### Requirement
In the listing below, locate the lines that hold "bottom" and copy them.

### The records
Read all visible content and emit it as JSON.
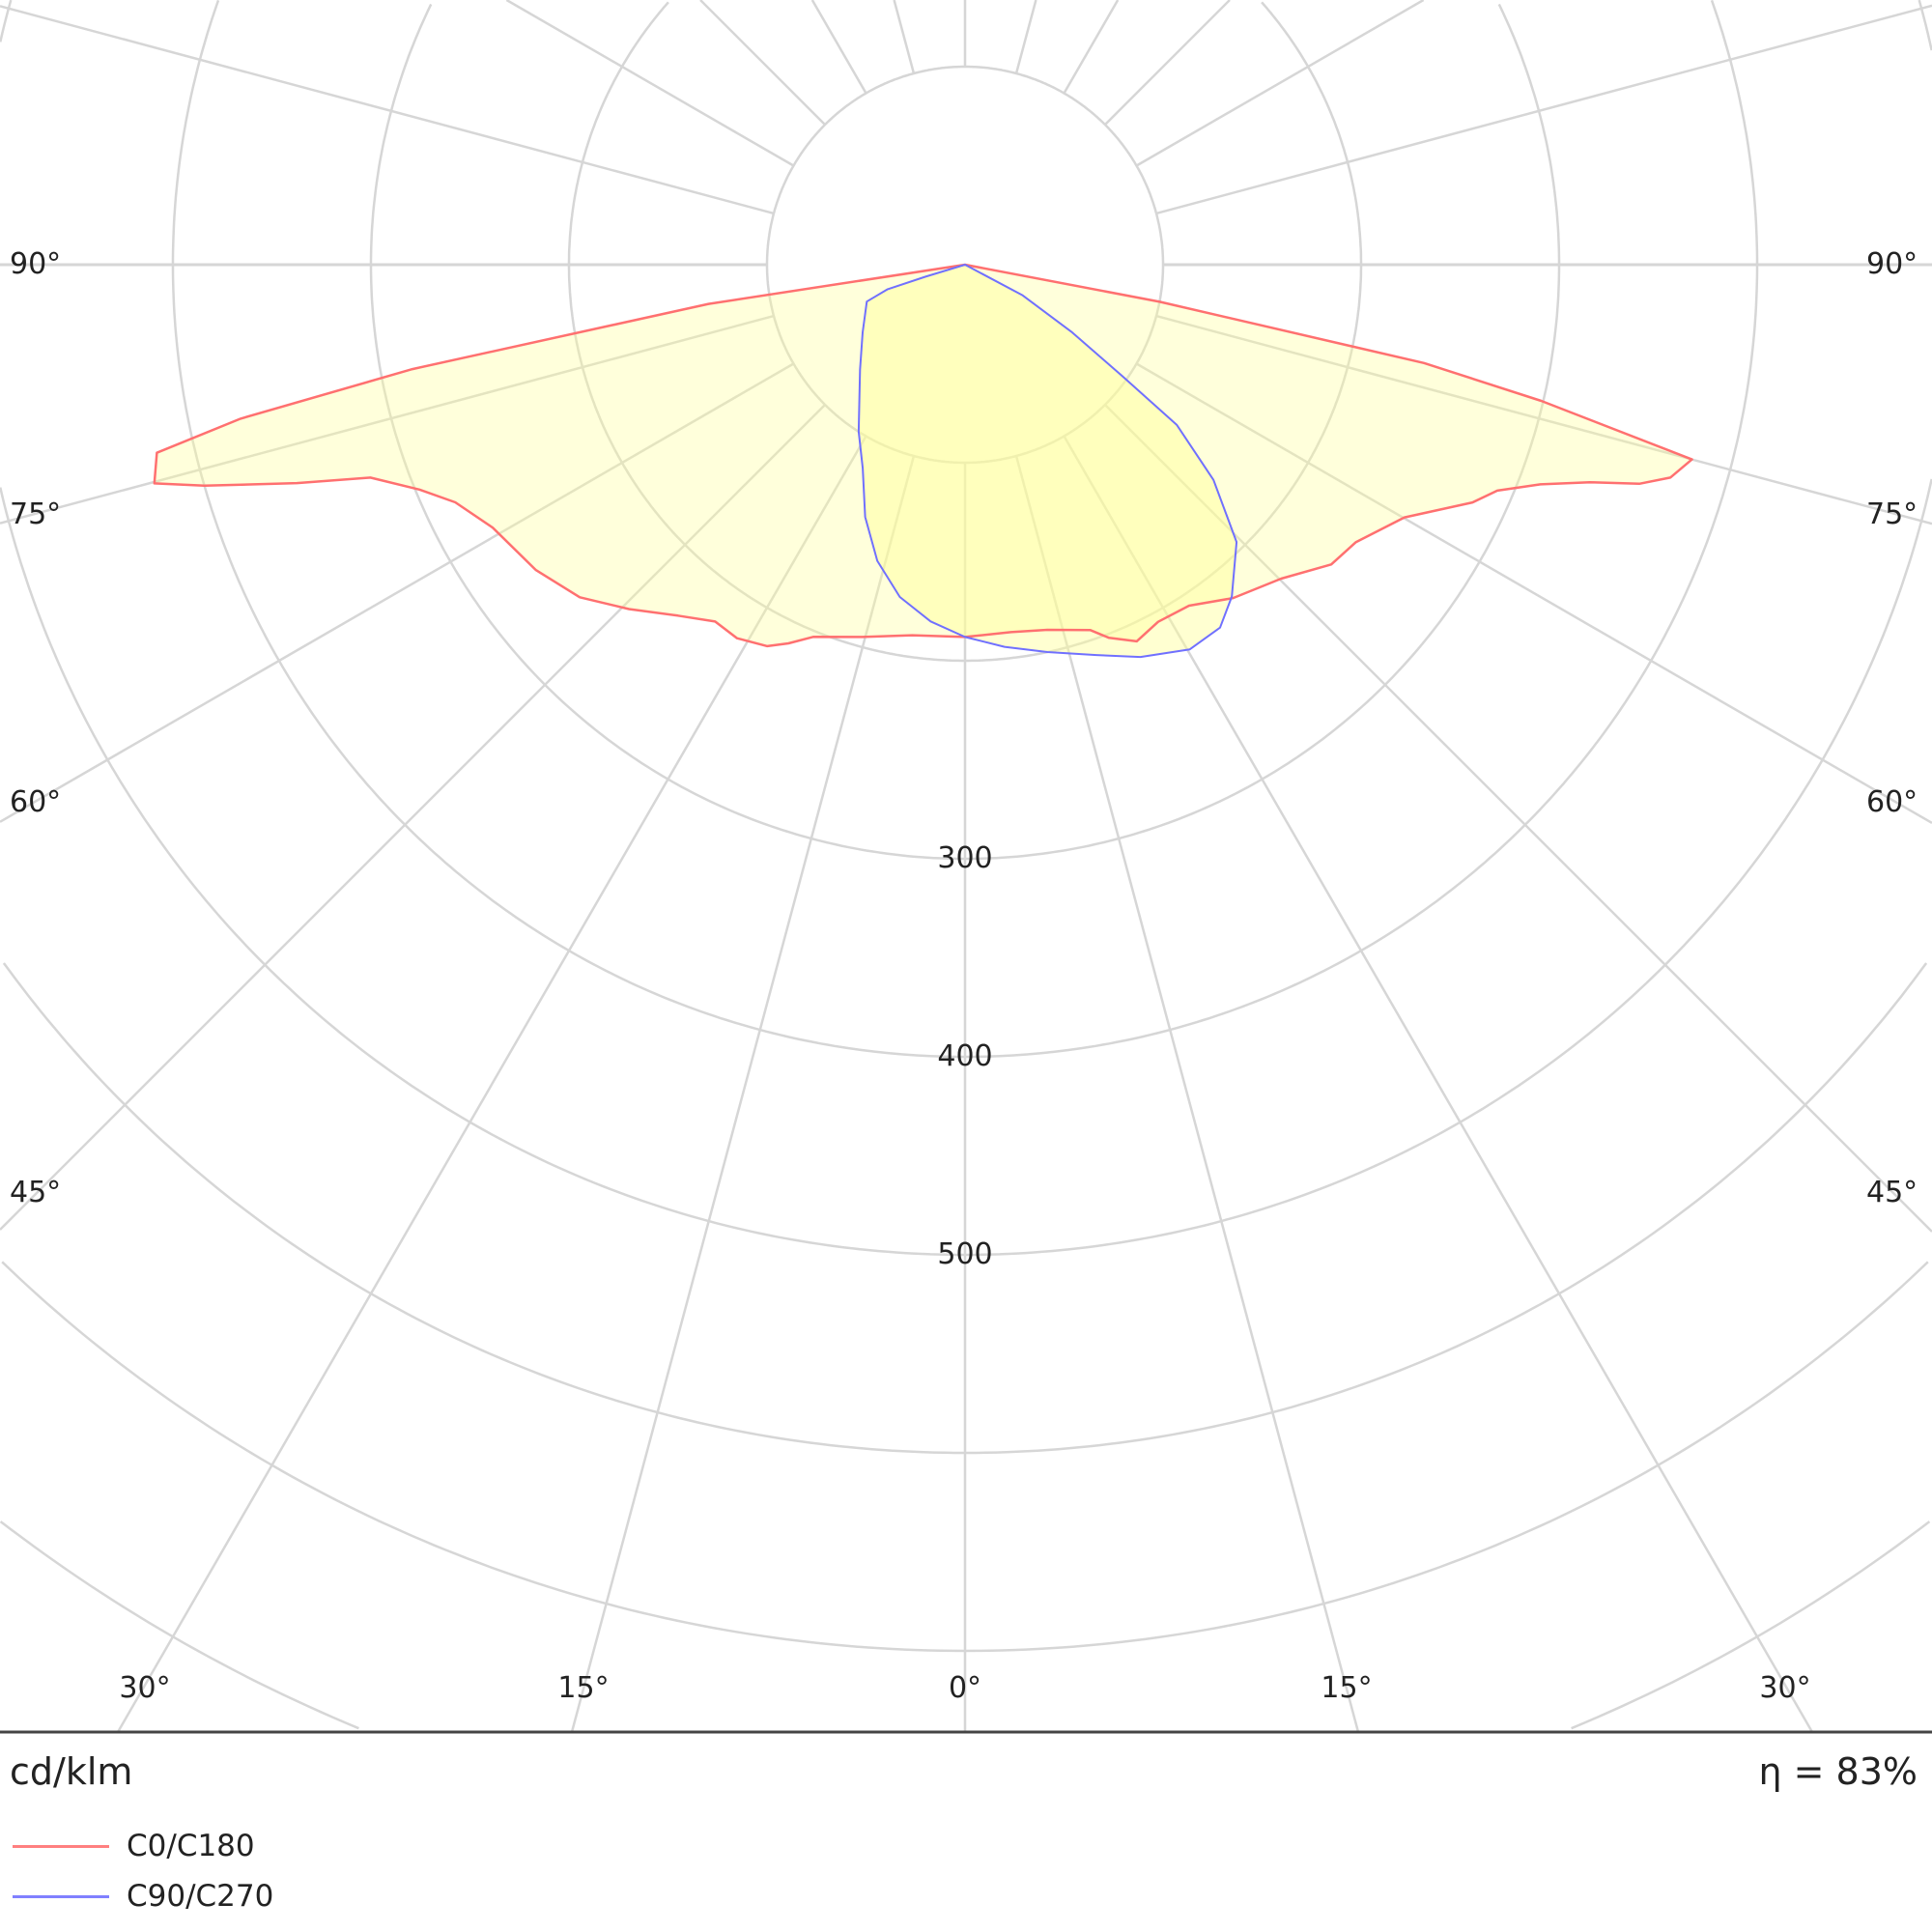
{
  "chart_data": {
    "type": "polar",
    "unit_label": "cd/klm",
    "efficiency_label": "η = 83%",
    "radial_ticks": [
      {
        "value": 300,
        "label": "300"
      },
      {
        "value": 400,
        "label": "400"
      },
      {
        "value": 500,
        "label": "500"
      }
    ],
    "radial_rings": [
      100,
      200,
      300,
      400,
      500,
      600,
      700,
      800,
      900,
      1000
    ],
    "angle_labels": {
      "left": [
        {
          "angle": 90,
          "label": "90°"
        },
        {
          "angle": 75,
          "label": "75°"
        },
        {
          "angle": 60,
          "label": "60°"
        },
        {
          "angle": 45,
          "label": "45°"
        }
      ],
      "right": [
        {
          "angle": 90,
          "label": "90°"
        },
        {
          "angle": 75,
          "label": "75°"
        },
        {
          "angle": 60,
          "label": "60°"
        },
        {
          "angle": 45,
          "label": "45°"
        }
      ],
      "bottom": [
        "30°",
        "15°",
        "0°",
        "15°",
        "30°"
      ]
    },
    "grid": true,
    "fill_color": "#ffff99",
    "legend_position": "bottom-left",
    "series": [
      {
        "name": "C0/C180",
        "color": "#ff7070",
        "c180": [
          [
            0,
            188
          ],
          [
            8.1,
            189
          ],
          [
            15.4,
            195
          ],
          [
            22.2,
            203
          ],
          [
            25,
            211
          ],
          [
            27.4,
            217
          ],
          [
            31.4,
            221
          ],
          [
            35,
            220
          ],
          [
            39.3,
            229
          ],
          [
            44.3,
            243
          ],
          [
            49.2,
            257
          ],
          [
            54.6,
            266
          ],
          [
            60.9,
            273
          ],
          [
            65,
            284
          ],
          [
            67.6,
            298
          ],
          [
            70.3,
            319
          ],
          [
            71.9,
            355
          ],
          [
            73.8,
            400
          ],
          [
            74.9,
            424
          ],
          [
            76.9,
            419
          ],
          [
            78,
            374
          ],
          [
            79.3,
            284
          ],
          [
            81.3,
            131
          ],
          [
            90,
            0
          ]
        ],
        "c0": [
          [
            0,
            188
          ],
          [
            7.1,
            187
          ],
          [
            12.7,
            189
          ],
          [
            18.9,
            195
          ],
          [
            21.1,
            202
          ],
          [
            24.5,
            209
          ],
          [
            28.4,
            205
          ],
          [
            33.3,
            206
          ],
          [
            38.8,
            216
          ],
          [
            45.2,
            225
          ],
          [
            50.7,
            239
          ],
          [
            54.6,
            242
          ],
          [
            60.1,
            256
          ],
          [
            64.9,
            283
          ],
          [
            67,
            292
          ],
          [
            69.1,
            311
          ],
          [
            70.8,
            334
          ],
          [
            72,
            358
          ],
          [
            73.2,
            372
          ],
          [
            75,
            380
          ],
          [
            76.7,
            299
          ],
          [
            77.9,
            237
          ],
          [
            79.2,
            100
          ],
          [
            90,
            0
          ]
        ]
      },
      {
        "name": "C90/C270",
        "color": "#7070ff",
        "c270": [
          [
            0,
            188
          ],
          [
            5.5,
            181
          ],
          [
            11.1,
            171
          ],
          [
            16.5,
            156
          ],
          [
            21.6,
            137
          ],
          [
            26.7,
            115
          ],
          [
            32.5,
            100
          ],
          [
            45,
            75
          ],
          [
            56.5,
            62
          ],
          [
            69.4,
            53
          ],
          [
            72.4,
            41
          ],
          [
            73.1,
            21
          ],
          [
            90,
            0
          ]
        ],
        "c90": [
          [
            0,
            188
          ],
          [
            5.9,
            194
          ],
          [
            12,
            200
          ],
          [
            18.6,
            208
          ],
          [
            24.1,
            217
          ],
          [
            30.3,
            225
          ],
          [
            35.1,
            224
          ],
          [
            38.8,
            215
          ],
          [
            44.4,
            196
          ],
          [
            49.1,
            166
          ],
          [
            52.9,
            134
          ],
          [
            54.7,
            97
          ],
          [
            57.7,
            64
          ],
          [
            62,
            33
          ],
          [
            90,
            0
          ]
        ]
      }
    ]
  }
}
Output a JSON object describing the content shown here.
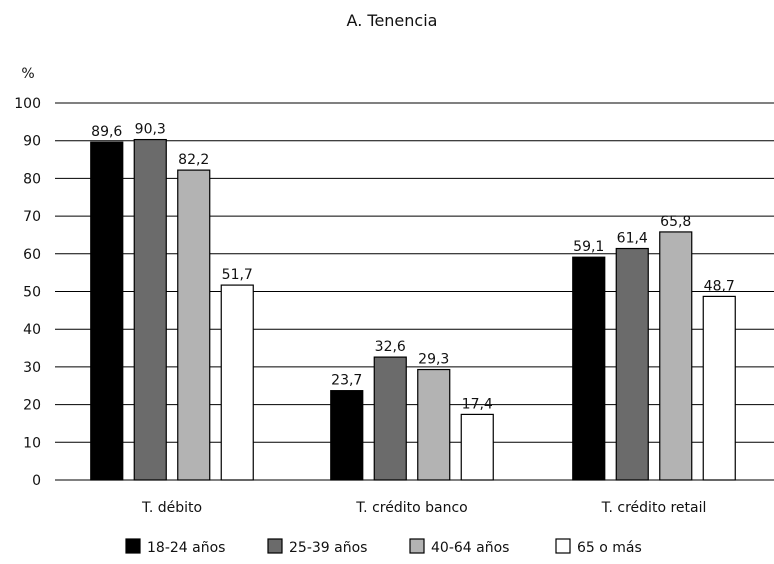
{
  "chart_data": {
    "type": "bar",
    "title": "A. Tenencia",
    "ylabel": "%",
    "xlabel": "",
    "ylim": [
      0,
      100
    ],
    "yticks": [
      0,
      10,
      20,
      30,
      40,
      50,
      60,
      70,
      80,
      90,
      100
    ],
    "grid": true,
    "legend_position": "bottom",
    "categories": [
      "T. débito",
      "T. crédito banco",
      "T. crédito retail"
    ],
    "series": [
      {
        "name": "18-24 años",
        "color": "#000000",
        "values": [
          89.6,
          23.7,
          59.1
        ],
        "labels": [
          "89,6",
          "23,7",
          "59,1"
        ]
      },
      {
        "name": "25-39 años",
        "color": "#6b6b6b",
        "values": [
          90.3,
          32.6,
          61.4
        ],
        "labels": [
          "90,3",
          "32,6",
          "61,4"
        ]
      },
      {
        "name": "40-64 años",
        "color": "#b3b3b3",
        "values": [
          82.2,
          29.3,
          65.8
        ],
        "labels": [
          "82,2",
          "29,3",
          "65,8"
        ]
      },
      {
        "name": "65 o más",
        "color": "#ffffff",
        "values": [
          51.7,
          17.4,
          48.7
        ],
        "labels": [
          "51,7",
          "17,4",
          "48,7"
        ]
      }
    ]
  }
}
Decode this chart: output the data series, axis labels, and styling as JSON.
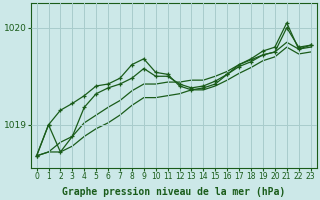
{
  "title": "Graphe pression niveau de la mer (hPa)",
  "bg_color": "#cce8e8",
  "line_color": "#1a5c1a",
  "grid_color": "#a8cccc",
  "ylim": [
    1018.55,
    1020.25
  ],
  "xlim": [
    -0.5,
    23.5
  ],
  "yticks": [
    1019,
    1020
  ],
  "xticks": [
    0,
    1,
    2,
    3,
    4,
    5,
    6,
    7,
    8,
    9,
    10,
    11,
    12,
    13,
    14,
    15,
    16,
    17,
    18,
    19,
    20,
    21,
    22,
    23
  ],
  "series": [
    [
      1018.68,
      1019.0,
      1018.72,
      1018.88,
      1019.18,
      1019.32,
      1019.38,
      1019.42,
      1019.48,
      1019.58,
      1019.5,
      1019.5,
      1019.42,
      1019.38,
      1019.4,
      1019.45,
      1019.52,
      1019.6,
      1019.65,
      1019.72,
      1019.75,
      1020.0,
      1019.8,
      1019.82
    ],
    [
      1018.68,
      1018.72,
      1018.82,
      1018.88,
      1019.02,
      1019.1,
      1019.18,
      1019.25,
      1019.35,
      1019.42,
      1019.42,
      1019.44,
      1019.44,
      1019.46,
      1019.46,
      1019.5,
      1019.55,
      1019.62,
      1019.67,
      1019.72,
      1019.75,
      1019.85,
      1019.78,
      1019.8
    ],
    [
      1018.68,
      1018.72,
      1018.72,
      1018.78,
      1018.88,
      1018.96,
      1019.02,
      1019.1,
      1019.2,
      1019.28,
      1019.28,
      1019.3,
      1019.32,
      1019.36,
      1019.36,
      1019.4,
      1019.46,
      1019.53,
      1019.59,
      1019.66,
      1019.7,
      1019.8,
      1019.73,
      1019.75
    ],
    [
      1018.68,
      1019.0,
      1019.15,
      1019.22,
      1019.3,
      1019.4,
      1019.42,
      1019.48,
      1019.62,
      1019.68,
      1019.54,
      1019.52,
      1019.4,
      1019.36,
      1019.38,
      1019.42,
      1019.52,
      1019.62,
      1019.68,
      1019.76,
      1019.8,
      1020.05,
      1019.78,
      1019.82
    ]
  ],
  "marker_series": [
    0,
    3
  ],
  "font_size_xlabel": 7,
  "font_size_tick": 5.5,
  "font_size_ytick": 6.5
}
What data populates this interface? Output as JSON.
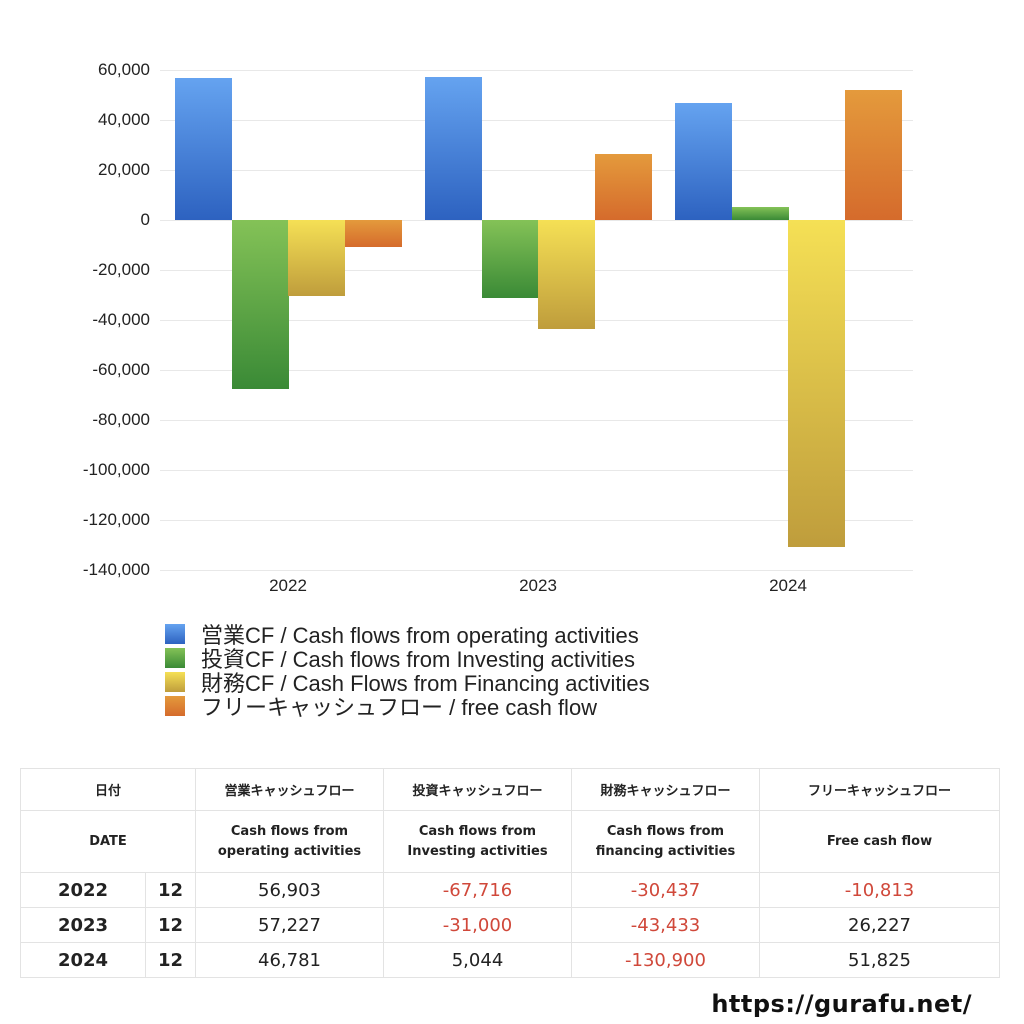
{
  "chart_data": {
    "type": "bar",
    "title": "",
    "xlabel": "",
    "ylabel": "",
    "categories": [
      "2022",
      "2023",
      "2024"
    ],
    "ylim": [
      -140000,
      60000
    ],
    "yticks": [
      "60,000",
      "40,000",
      "20,000",
      "0",
      "-20,000",
      "-40,000",
      "-60,000",
      "-80,000",
      "-100,000",
      "-120,000",
      "-140,000"
    ],
    "grid": true,
    "legend_position": "bottom",
    "series": [
      {
        "name": "営業CF / Cash flows from operating activities",
        "color": "#4a80dc",
        "values": [
          56903,
          57227,
          46781
        ]
      },
      {
        "name": "投資CF / Cash flows from Investing activities",
        "color": "#5aa445",
        "values": [
          -67716,
          -31000,
          5044
        ]
      },
      {
        "name": "財務CF / Cash Flows from Financing activities",
        "color": "#e2c64a",
        "values": [
          -30437,
          -43433,
          -130900
        ]
      },
      {
        "name": "フリーキャッシュフロー / free cash flow",
        "color": "#de8234",
        "values": [
          -10813,
          26227,
          51825
        ]
      }
    ]
  },
  "table": {
    "header_jp": [
      "日付",
      "営業キャッシュフロー",
      "投資キャッシュフロー",
      "財務キャッシュフロー",
      "フリーキャッシュフロー"
    ],
    "header_en": [
      "DATE",
      "Cash flows from operating activities",
      "Cash flows from Investing activities",
      "Cash flows from financing activities",
      "Free cash flow"
    ],
    "rows": [
      {
        "year": "2022",
        "month": "12",
        "operating": "56,903",
        "investing": "-67,716",
        "financing": "-30,437",
        "free": "-10,813"
      },
      {
        "year": "2023",
        "month": "12",
        "operating": "57,227",
        "investing": "-31,000",
        "financing": "-43,433",
        "free": "26,227"
      },
      {
        "year": "2024",
        "month": "12",
        "operating": "46,781",
        "investing": "5,044",
        "financing": "-130,900",
        "free": "51,825"
      }
    ]
  },
  "footer": {
    "url": "https://gurafu.net/"
  }
}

### Solved problem
      "bottom": [
    "legend_position": "bottom-left",
    "legend_position": "bottom",
    "legend_position": "bottom",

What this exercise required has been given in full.